### Task instructions
Where the string "content" occurs in the material below, report the whole line.

Stored items from a collection
>>>
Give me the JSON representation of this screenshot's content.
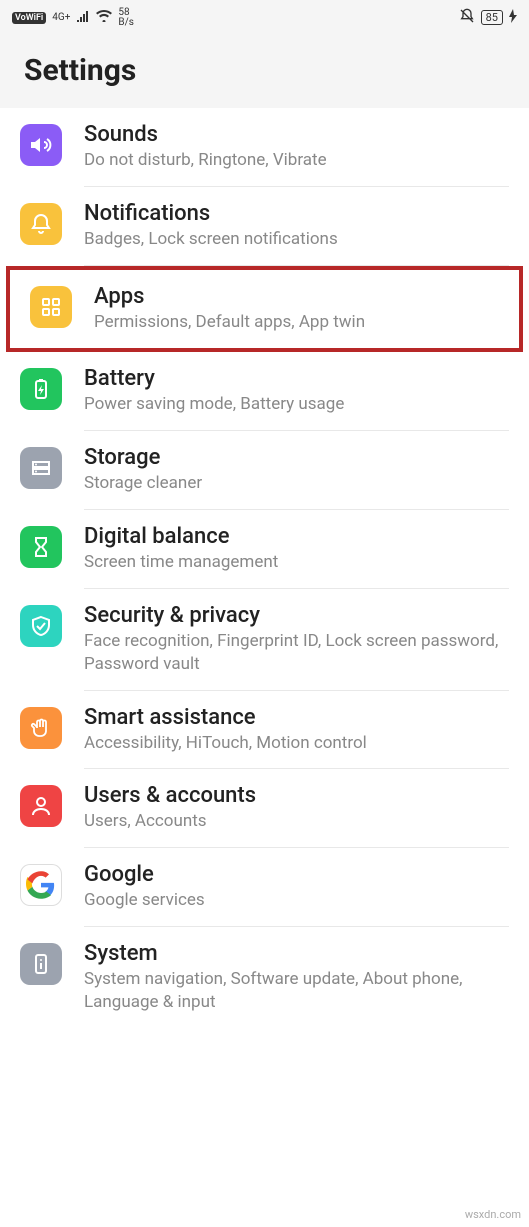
{
  "status_bar": {
    "vowifi": "VoWiFi",
    "network_type": "4G+",
    "speed_value": "58",
    "speed_unit": "B/s",
    "battery": "85"
  },
  "header": {
    "title": "Settings"
  },
  "items": [
    {
      "id": "sounds",
      "title": "Sounds",
      "subtitle": "Do not disturb, Ringtone, Vibrate",
      "color": "#8b5cf6",
      "highlight": false,
      "icon": "sound-icon"
    },
    {
      "id": "notifications",
      "title": "Notifications",
      "subtitle": "Badges, Lock screen notifications",
      "color": "#f9c23c",
      "highlight": false,
      "icon": "bell-icon"
    },
    {
      "id": "apps",
      "title": "Apps",
      "subtitle": "Permissions, Default apps, App twin",
      "color": "#f9c23c",
      "highlight": true,
      "icon": "grid-icon"
    },
    {
      "id": "battery",
      "title": "Battery",
      "subtitle": "Power saving mode, Battery usage",
      "color": "#22c55e",
      "highlight": false,
      "icon": "battery-icon"
    },
    {
      "id": "storage",
      "title": "Storage",
      "subtitle": "Storage cleaner",
      "color": "#9ca3af",
      "highlight": false,
      "icon": "storage-icon"
    },
    {
      "id": "digital-balance",
      "title": "Digital balance",
      "subtitle": "Screen time management",
      "color": "#22c55e",
      "highlight": false,
      "icon": "hourglass-icon"
    },
    {
      "id": "security",
      "title": "Security & privacy",
      "subtitle": "Face recognition, Fingerprint ID, Lock screen password, Password vault",
      "color": "#2dd4bf",
      "highlight": false,
      "icon": "shield-icon"
    },
    {
      "id": "smart-assist",
      "title": "Smart assistance",
      "subtitle": "Accessibility, HiTouch, Motion control",
      "color": "#fb923c",
      "highlight": false,
      "icon": "hand-icon"
    },
    {
      "id": "users",
      "title": "Users & accounts",
      "subtitle": "Users, Accounts",
      "color": "#ef4444",
      "highlight": false,
      "icon": "user-icon"
    },
    {
      "id": "google",
      "title": "Google",
      "subtitle": "Google services",
      "color": "#ffffff",
      "highlight": false,
      "icon": "google-icon"
    },
    {
      "id": "system",
      "title": "System",
      "subtitle": "System navigation, Software update, About phone, Language & input",
      "color": "#9ca3af",
      "highlight": false,
      "icon": "info-icon"
    }
  ],
  "watermark": "wsxdn.com"
}
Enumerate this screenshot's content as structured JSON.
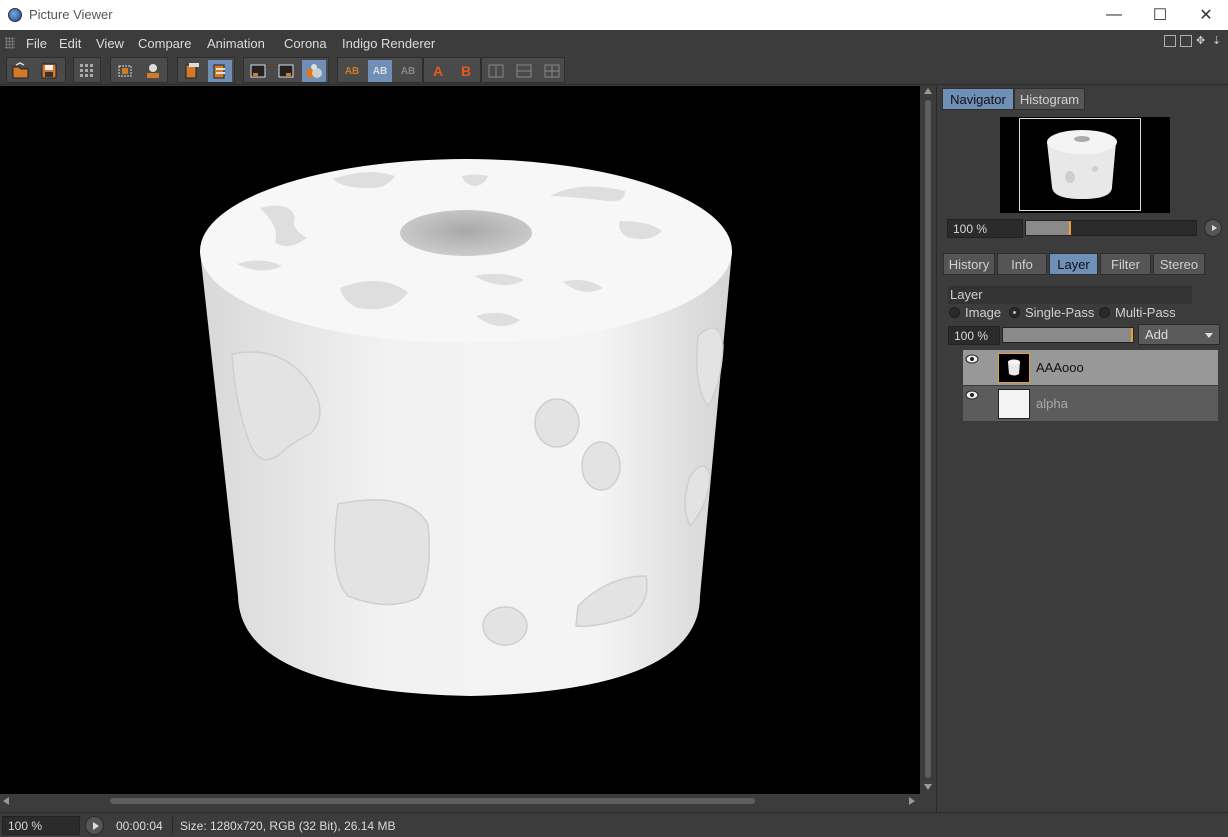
{
  "window": {
    "title": "Picture Viewer",
    "minimize": "—",
    "maximize": "☐",
    "close": "✕"
  },
  "menu": [
    "File",
    "Edit",
    "View",
    "Compare",
    "Animation",
    "Corona",
    "Indigo Renderer"
  ],
  "toolbar": {
    "icons": [
      "open-icon",
      "save-icon",
      "grid-icon",
      "region-icon",
      "user-icon",
      "stack-left-icon",
      "stack-right-icon",
      "view-a-icon",
      "view-b-icon",
      "view-ab-icon",
      "ab-icon",
      "ab-split-icon",
      "ab-gray-icon",
      "set-a-icon",
      "set-b-icon",
      "layout-1-icon",
      "layout-2-icon",
      "layout-3-icon"
    ],
    "letters": {
      "a": "A",
      "b": "B",
      "ab": "AB"
    }
  },
  "navigator": {
    "tabs": [
      "Navigator",
      "Histogram"
    ],
    "active_tab": "Navigator",
    "zoom": "100 %",
    "zoom_fraction": 0.25
  },
  "panel_tabs": {
    "items": [
      "History",
      "Info",
      "Layer",
      "Filter",
      "Stereo"
    ],
    "active": "Layer"
  },
  "layer": {
    "section_label": "Layer",
    "modes": [
      "Image",
      "Single-Pass",
      "Multi-Pass"
    ],
    "selected_mode": "Single-Pass",
    "opacity": "100 %",
    "add_label": "Add",
    "layers": [
      {
        "name": "AAAooo",
        "selected": true
      },
      {
        "name": "alpha",
        "selected": false
      }
    ]
  },
  "status": {
    "zoom": "100 %",
    "time": "00:00:04",
    "info": "Size: 1280x720, RGB (32 Bit), 26.14 MB"
  },
  "colors": {
    "accent": "#6f8fb6",
    "panel": "#3c3c3c",
    "viewport": "#000000",
    "marker": "#f0a030"
  }
}
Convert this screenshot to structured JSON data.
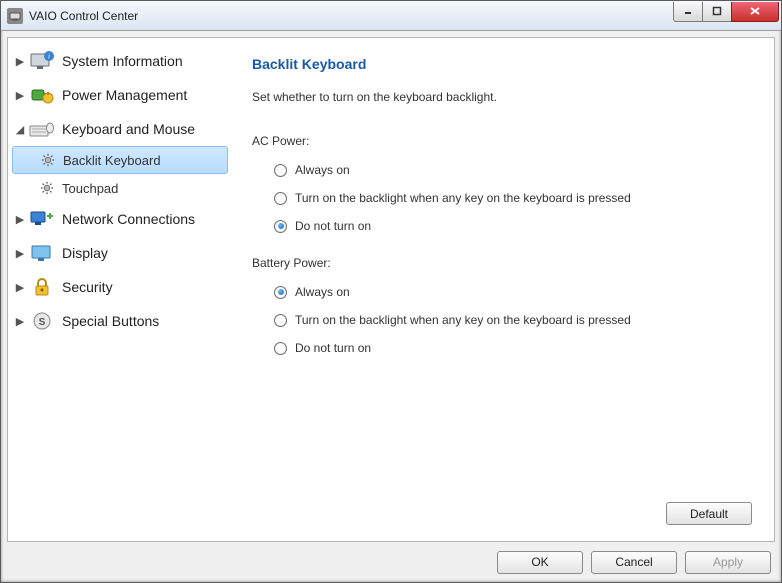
<<<
### Worked solution
Give me the JSON representation of this screenshot's content.
Enumerate this screenshot's content as structured JSON.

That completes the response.